* THE TASK *
Rewrite the data below, changing every "message-time" to "timestamp" and keeping everything else the same. Leave out the pictures.
— BEGIN —
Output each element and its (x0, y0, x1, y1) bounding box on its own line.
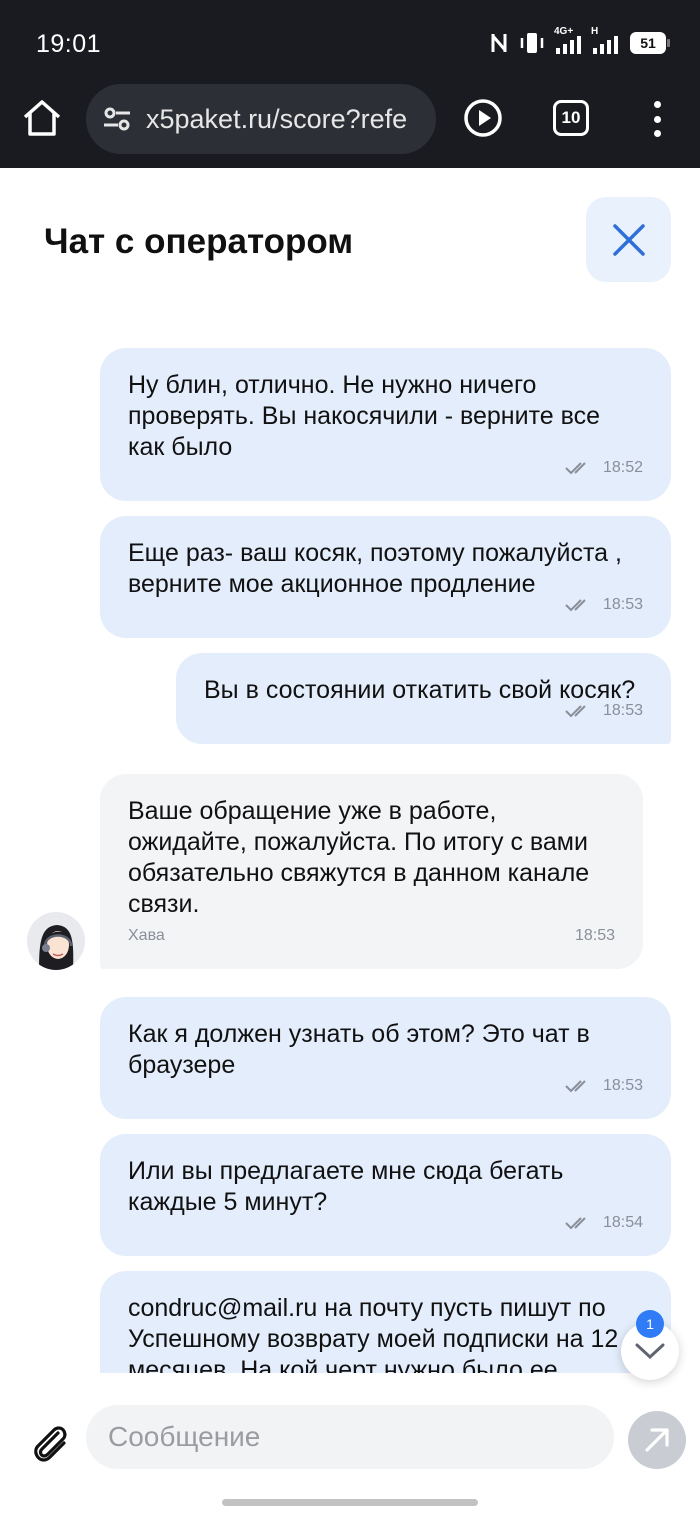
signal-icon-2: H (591, 26, 618, 54)
message-meta: 18:53 (565, 589, 643, 620)
message-text: Ваше обращение уже в работе, ожидайте, п… (128, 797, 590, 918)
home-indicator[interactable] (222, 1499, 478, 1506)
message-text: Ну блин, отлично. Не нужно ничего провер… (128, 371, 600, 461)
signal-icon: 4G+ (554, 26, 581, 54)
message-time: 18:52 (602, 459, 643, 476)
message-meta: 18:53 (565, 695, 643, 726)
message-text: condruc@mail.ru на почту пусть пишут по … (128, 1294, 619, 1373)
operator-avatar-icon (39, 925, 74, 970)
message-list[interactable]: Ну блин, отлично. Не нужно ничего провер… (0, 300, 700, 1373)
home-icon[interactable] (20, 96, 64, 140)
message-outgoing: condruc@mail.ru на почту пусть пишут по … (100, 1271, 671, 1373)
read-checkmarks-icon (565, 704, 586, 717)
message-time: 18:53 (602, 702, 643, 719)
status-time: 19:01 (36, 30, 102, 58)
read-checkmarks-icon (565, 598, 586, 611)
nfc-icon (491, 34, 507, 52)
message-outgoing: Вы в состоянии откатить свой косяк? 18:5… (176, 653, 671, 744)
message-outgoing: Еще раз- ваш косяк, поэтому пожалуйста ,… (100, 516, 671, 638)
operator-avatar (27, 912, 85, 970)
tabs-button[interactable]: 10 (553, 100, 589, 136)
play-icon[interactable] (462, 97, 504, 139)
read-checkmarks-icon (565, 461, 586, 474)
message-incoming: Ваше обращение уже в работе, ожидайте, п… (100, 774, 643, 969)
battery-icon: 51 (630, 32, 670, 54)
send-button[interactable] (628, 1411, 686, 1469)
message-time: 18:53 (602, 596, 643, 613)
message-time: 18:53 (574, 927, 615, 944)
close-button[interactable] (586, 197, 671, 282)
address-bar[interactable]: x5paket.ru/score?refe (86, 84, 436, 154)
message-input[interactable] (86, 1405, 614, 1469)
message-outgoing: Или вы предлагаете мне сюда бегать кажды… (100, 1134, 671, 1256)
close-icon (612, 223, 645, 256)
message-meta: 18:53 (565, 1070, 643, 1101)
message-time: 18:53 (602, 1077, 643, 1094)
message-meta: 18:52 (565, 452, 643, 483)
paperclip-icon[interactable] (28, 1420, 72, 1464)
unread-badge: 1 (636, 1310, 664, 1338)
site-settings-icon[interactable] (102, 105, 132, 133)
page-title: Чат с оператором (44, 222, 354, 261)
browser-chrome: 19:01 4G+ H 51 x5paket.ru/score?refe 10 (0, 0, 700, 168)
read-checkmarks-icon (565, 1079, 586, 1092)
message-meta: 18:54 (565, 1207, 643, 1238)
url-text: x5paket.ru/score?refe (146, 103, 408, 134)
message-meta: 18:53 (575, 920, 615, 951)
send-arrow-icon (645, 1428, 669, 1452)
vibrate-icon (520, 33, 544, 53)
message-time: 18:54 (602, 1214, 643, 1231)
read-checkmarks-icon (565, 1216, 586, 1229)
status-icons: 4G+ H 51 (490, 26, 670, 54)
message-outgoing: Как я должен узнать об этом? Это чат в б… (100, 997, 671, 1119)
chevron-down-icon (635, 1343, 665, 1360)
more-menu-icon[interactable] (646, 101, 668, 137)
message-sender: Хава (128, 927, 165, 944)
message-outgoing: Ну блин, отлично. Не нужно ничего провер… (100, 348, 671, 501)
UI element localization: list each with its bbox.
— END —
* WRITTEN SOLUTION *
Output each element and its (x0, y0, x1, y1) bounding box on its own line.
signal-icon-2: H (591, 26, 618, 54)
message-meta: 18:53 (565, 589, 643, 620)
message-text: Ваше обращение уже в работе, ожидайте, п… (128, 797, 590, 918)
home-indicator[interactable] (222, 1499, 478, 1506)
message-text: Ну блин, отлично. Не нужно ничего провер… (128, 371, 600, 461)
signal-icon: 4G+ (554, 26, 581, 54)
timestamp: 18:52 (602, 459, 643, 476)
message-meta: 18:53 (565, 695, 643, 726)
message-text: condruc@mail.ru на почту пусть пишут по … (128, 1294, 619, 1373)
operator-avatar-icon (39, 925, 74, 970)
message-list[interactable]: Ну блин, отлично. Не нужно ничего провер… (0, 300, 700, 1373)
home-icon[interactable] (20, 96, 64, 140)
message-outgoing: condruc@mail.ru на почту пусть пишут по … (100, 1271, 671, 1373)
read-checkmarks-icon (565, 704, 586, 717)
timestamp: 18:53 (602, 702, 643, 719)
status-time: 19:01 (36, 30, 102, 58)
read-checkmarks-icon (565, 598, 586, 611)
nfc-icon (491, 34, 507, 52)
message-outgoing: Вы в состоянии откатить свой косяк? 18:5… (176, 653, 671, 744)
message-outgoing: Еще раз- ваш косяк, поэтому пожалуйста ,… (100, 516, 671, 638)
operator-avatar (27, 912, 85, 970)
tabs-button[interactable]: 10 (553, 100, 589, 136)
play-icon[interactable] (462, 97, 504, 139)
read-checkmarks-icon (565, 461, 586, 474)
message-incoming: Ваше обращение уже в работе, ожидайте, п… (100, 774, 643, 969)
battery-icon: 51 (630, 32, 670, 54)
send-button[interactable] (628, 1411, 686, 1469)
timestamp: 18:53 (602, 596, 643, 613)
timestamp: 18:53 (574, 927, 615, 944)
close-button[interactable] (586, 197, 671, 282)
address-bar[interactable]: x5paket.ru/score?refe (86, 84, 436, 154)
message-input[interactable] (86, 1405, 614, 1469)
message-outgoing: Или вы предлагаете мне сюда бегать кажды… (100, 1134, 671, 1256)
close-icon (612, 223, 645, 256)
message-meta: 18:53 (565, 1070, 643, 1101)
timestamp: 18:53 (602, 1077, 643, 1094)
message-meta: 18:52 (565, 452, 643, 483)
paperclip-icon[interactable] (28, 1420, 72, 1464)
unread-badge: 1 (636, 1310, 664, 1338)
site-settings-icon[interactable] (102, 105, 132, 133)
page-title: Чат с оператором (44, 222, 354, 261)
browser-chrome: 19:01 4G+ H 51 x5paket.ru/score?refe 10 (0, 0, 700, 168)
read-checkmarks-icon (565, 1079, 586, 1092)
message-meta: 18:54 (565, 1207, 643, 1238)
url-text: x5paket.ru/score?refe (146, 103, 408, 134)
message-meta: 18:53 (575, 920, 615, 951)
send-arrow-icon (645, 1428, 669, 1452)
vibrate-icon (520, 33, 544, 53)
timestamp: 18:54 (602, 1214, 643, 1231)
read-checkmarks-icon (565, 1216, 586, 1229)
status-icons: 4G+ H 51 (490, 26, 670, 54)
message-outgoing: Как я должен узнать об этом? Это чат в б… (100, 997, 671, 1119)
chevron-down-icon (635, 1343, 665, 1360)
more-menu-icon[interactable] (646, 101, 668, 137)
message-sender: Хава (128, 927, 165, 944)
message-outgoing: Ну блин, отлично. Не нужно ничего провер… (100, 348, 671, 501)
UI element localization: list each with its bbox.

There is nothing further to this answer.